-- Start of TASK INPUTS --
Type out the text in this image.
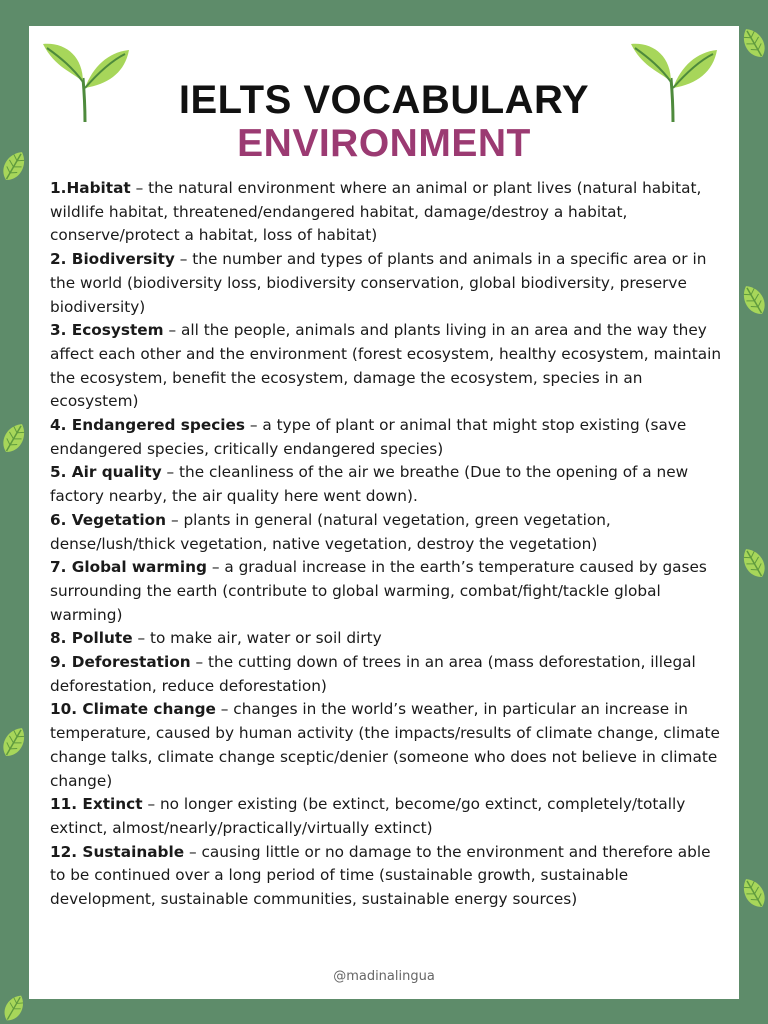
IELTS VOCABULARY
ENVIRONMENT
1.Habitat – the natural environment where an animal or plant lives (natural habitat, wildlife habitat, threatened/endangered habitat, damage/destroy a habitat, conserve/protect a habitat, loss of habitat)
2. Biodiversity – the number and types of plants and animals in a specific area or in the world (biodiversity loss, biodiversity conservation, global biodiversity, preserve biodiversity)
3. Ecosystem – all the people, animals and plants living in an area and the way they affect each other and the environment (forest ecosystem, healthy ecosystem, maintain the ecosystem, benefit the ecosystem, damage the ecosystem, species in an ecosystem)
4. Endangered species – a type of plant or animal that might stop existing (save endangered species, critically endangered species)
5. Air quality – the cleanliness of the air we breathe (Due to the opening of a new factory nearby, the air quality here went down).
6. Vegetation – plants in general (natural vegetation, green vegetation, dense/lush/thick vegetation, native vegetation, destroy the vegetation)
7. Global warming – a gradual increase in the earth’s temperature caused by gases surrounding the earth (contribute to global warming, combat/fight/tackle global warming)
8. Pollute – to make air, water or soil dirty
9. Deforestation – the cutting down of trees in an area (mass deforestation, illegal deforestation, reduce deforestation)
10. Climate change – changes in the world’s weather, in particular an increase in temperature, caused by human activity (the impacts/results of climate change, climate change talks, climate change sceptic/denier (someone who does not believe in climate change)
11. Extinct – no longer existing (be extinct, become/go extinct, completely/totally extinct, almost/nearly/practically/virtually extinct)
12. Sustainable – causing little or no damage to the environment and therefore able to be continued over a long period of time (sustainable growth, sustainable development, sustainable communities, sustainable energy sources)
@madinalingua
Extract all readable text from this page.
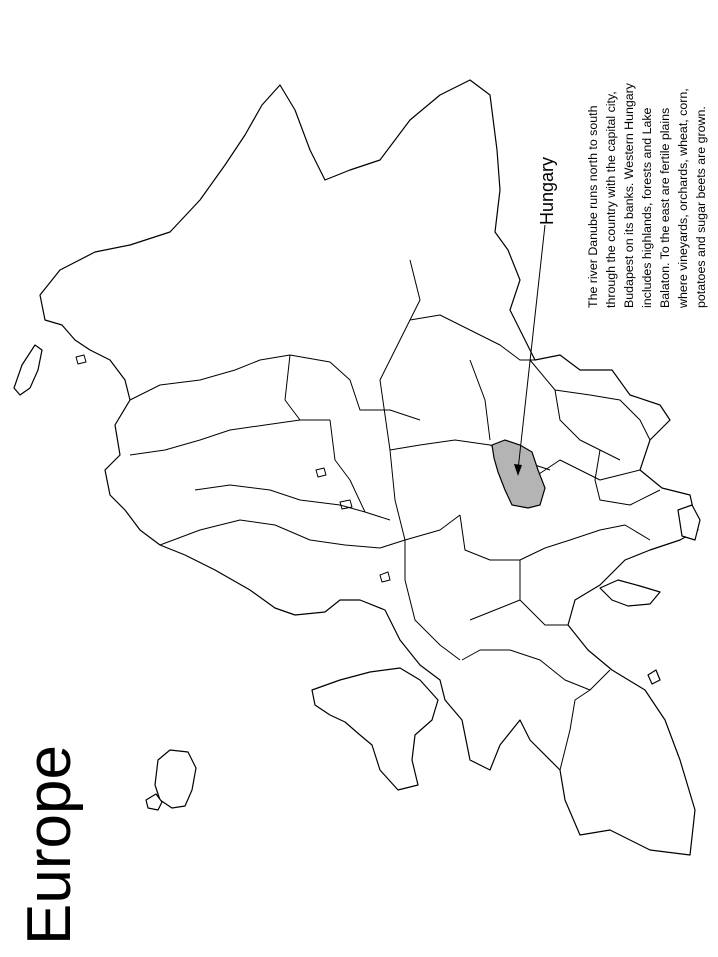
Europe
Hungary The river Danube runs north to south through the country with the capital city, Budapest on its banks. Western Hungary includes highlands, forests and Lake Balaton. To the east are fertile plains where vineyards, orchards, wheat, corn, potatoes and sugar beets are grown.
-- End of TASK INPUTS --
TASK DESCRIPTION:
Reproduce all of the material above word for word. Omit the pictures.

ANSWER TO THE TASK:
Type out the text in this image.
IELTS VOCABULARY
ENVIRONMENT
1.Habitat – the natural environment where an animal or plant lives (natural habitat, wildlife habitat, threatened/endangered habitat, damage/destroy a habitat, conserve/protect a habitat, loss of habitat)
2. Biodiversity – the number and types of plants and animals in a specific area or in the world (biodiversity loss, biodiversity conservation, global biodiversity, preserve biodiversity)
3. Ecosystem – all the people, animals and plants living in an area and the way they affect each other and the environment (forest ecosystem, healthy ecosystem, maintain the ecosystem, benefit the ecosystem, damage the ecosystem, species in an ecosystem)
4. Endangered species – a type of plant or animal that might stop existing (save endangered species, critically endangered species)
5. Air quality – the cleanliness of the air we breathe (Due to the opening of a new factory nearby, the air quality here went down).
6. Vegetation – plants in general (natural vegetation, green vegetation, dense/lush/thick vegetation, native vegetation, destroy the vegetation)
7. Global warming – a gradual increase in the earth’s temperature caused by gases surrounding the earth (contribute to global warming, combat/fight/tackle global warming)
8. Pollute – to make air, water or soil dirty
9. Deforestation – the cutting down of trees in an area (mass deforestation, illegal deforestation, reduce deforestation)
10. Climate change – changes in the world’s weather, in particular an increase in temperature, caused by human activity (the impacts/results of climate change, climate change talks, climate change sceptic/denier (someone who does not believe in climate change)
11. Extinct – no longer existing (be extinct, become/go extinct, completely/totally extinct, almost/nearly/practically/virtually extinct)
12. Sustainable – causing little or no damage to the environment and therefore able to be continued over a long period of time (sustainable growth, sustainable development, sustainable communities, sustainable energy sources)
@madinalingua
Extract all readable text from this page.
Europe
Hungary The river Danube runs north to south through the country with the capital city, Budapest on its banks. Western Hungary includes highlands, forests and Lake Balaton. To the east are fertile plains where vineyards, orchards, wheat, corn, potatoes and sugar beets are grown.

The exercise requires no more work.